** begin MATERIAL FOR THIS EXERCISE **

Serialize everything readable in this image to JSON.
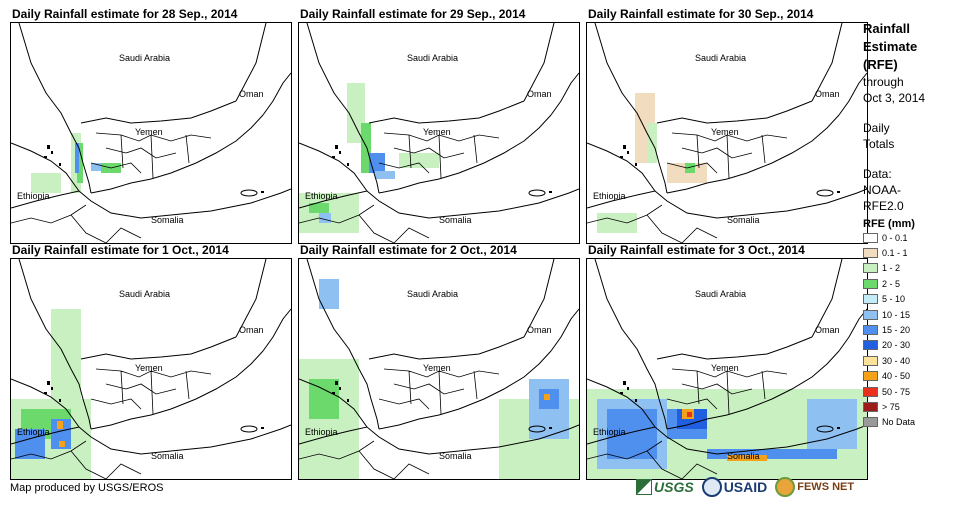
{
  "panels": [
    {
      "title": "Daily Rainfall estimate for 28 Sep., 2014"
    },
    {
      "title": "Daily Rainfall estimate for 29 Sep., 2014"
    },
    {
      "title": "Daily Rainfall estimate for 30 Sep., 2014"
    },
    {
      "title": "Daily Rainfall estimate for 1 Oct., 2014"
    },
    {
      "title": "Daily Rainfall estimate for 2 Oct., 2014"
    },
    {
      "title": "Daily Rainfall estimate for 3 Oct., 2014"
    }
  ],
  "map_labels": {
    "saudi": "Saudi Arabia",
    "oman": "Oman",
    "yemen": "Yemen",
    "ethiopia": "Ethiopia",
    "somalia": "Somalia"
  },
  "sidebar": {
    "title_lines": [
      "Rainfall",
      "Estimate",
      "(RFE)"
    ],
    "through": "through",
    "date": "Oct 3, 2014",
    "daily": "Daily",
    "totals": "Totals",
    "data_label": "Data:",
    "data_source_lines": [
      "NOAA-",
      "RFE2.0"
    ],
    "legend_title": "RFE (mm)",
    "legend": [
      {
        "label": "0 - 0.1",
        "color": "#ffffff"
      },
      {
        "label": "0.1 - 1",
        "color": "#f2dcc0"
      },
      {
        "label": "1 - 2",
        "color": "#c9f0c0"
      },
      {
        "label": "2 - 5",
        "color": "#6cd96c"
      },
      {
        "label": "5 - 10",
        "color": "#c2ecf7"
      },
      {
        "label": "10 - 15",
        "color": "#8ec0f2"
      },
      {
        "label": "15 - 20",
        "color": "#4f8fee"
      },
      {
        "label": "20 - 30",
        "color": "#1f5fe0"
      },
      {
        "label": "30 - 40",
        "color": "#fbe49a"
      },
      {
        "label": "40 - 50",
        "color": "#f5a21b"
      },
      {
        "label": "50 - 75",
        "color": "#e8301c"
      },
      {
        "label": "> 75",
        "color": "#9c1c1c"
      },
      {
        "label": "No Data",
        "color": "#9a9a9a"
      }
    ]
  },
  "footer": {
    "credit": "Map produced by USGS/EROS"
  },
  "logos": {
    "usgs": "USGS",
    "usaid": "USAID",
    "fews": "FEWS NET"
  }
}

** end MATERIAL FOR THIS EXERCISE **

**WRITTEN REQUEST:**
Print every entry above again without changing a word, and omit the pictures.

**WORKED ANSWER:**
Serialize everything readable in this image to JSON.
{
  "panels": [
    {
      "title": "Daily Rainfall estimate for 28 Sep., 2014"
    },
    {
      "title": "Daily Rainfall estimate for 29 Sep., 2014"
    },
    {
      "title": "Daily Rainfall estimate for 30 Sep., 2014"
    },
    {
      "title": "Daily Rainfall estimate for 1 Oct., 2014"
    },
    {
      "title": "Daily Rainfall estimate for 2 Oct., 2014"
    },
    {
      "title": "Daily Rainfall estimate for 3 Oct., 2014"
    }
  ],
  "map_labels": {
    "saudi": "Saudi Arabia",
    "oman": "Oman",
    "yemen": "Yemen",
    "ethiopia": "Ethiopia",
    "somalia": "Somalia"
  },
  "sidebar": {
    "title_lines": [
      "Rainfall",
      "Estimate",
      "(RFE)"
    ],
    "through": "through",
    "date": "Oct 3, 2014",
    "daily": "Daily",
    "totals": "Totals",
    "data_label": "Data:",
    "data_source_lines": [
      "NOAA-",
      "RFE2.0"
    ],
    "legend_title": "RFE (mm)",
    "legend": [
      {
        "label": "0 - 0.1",
        "color": "#ffffff"
      },
      {
        "label": "0.1 - 1",
        "color": "#f2dcc0"
      },
      {
        "label": "1 - 2",
        "color": "#c9f0c0"
      },
      {
        "label": "2 - 5",
        "color": "#6cd96c"
      },
      {
        "label": "5 - 10",
        "color": "#c2ecf7"
      },
      {
        "label": "10 - 15",
        "color": "#8ec0f2"
      },
      {
        "label": "15 - 20",
        "color": "#4f8fee"
      },
      {
        "label": "20 - 30",
        "color": "#1f5fe0"
      },
      {
        "label": "30 - 40",
        "color": "#fbe49a"
      },
      {
        "label": "40 - 50",
        "color": "#f5a21b"
      },
      {
        "label": "50 - 75",
        "color": "#e8301c"
      },
      {
        "label": "> 75",
        "color": "#9c1c1c"
      },
      {
        "label": "No Data",
        "color": "#9a9a9a"
      }
    ]
  },
  "footer": {
    "credit": "Map produced by USGS/EROS"
  },
  "logos": {
    "usgs": "USGS",
    "usaid": "USAID",
    "fews": "FEWS NET"
  }
}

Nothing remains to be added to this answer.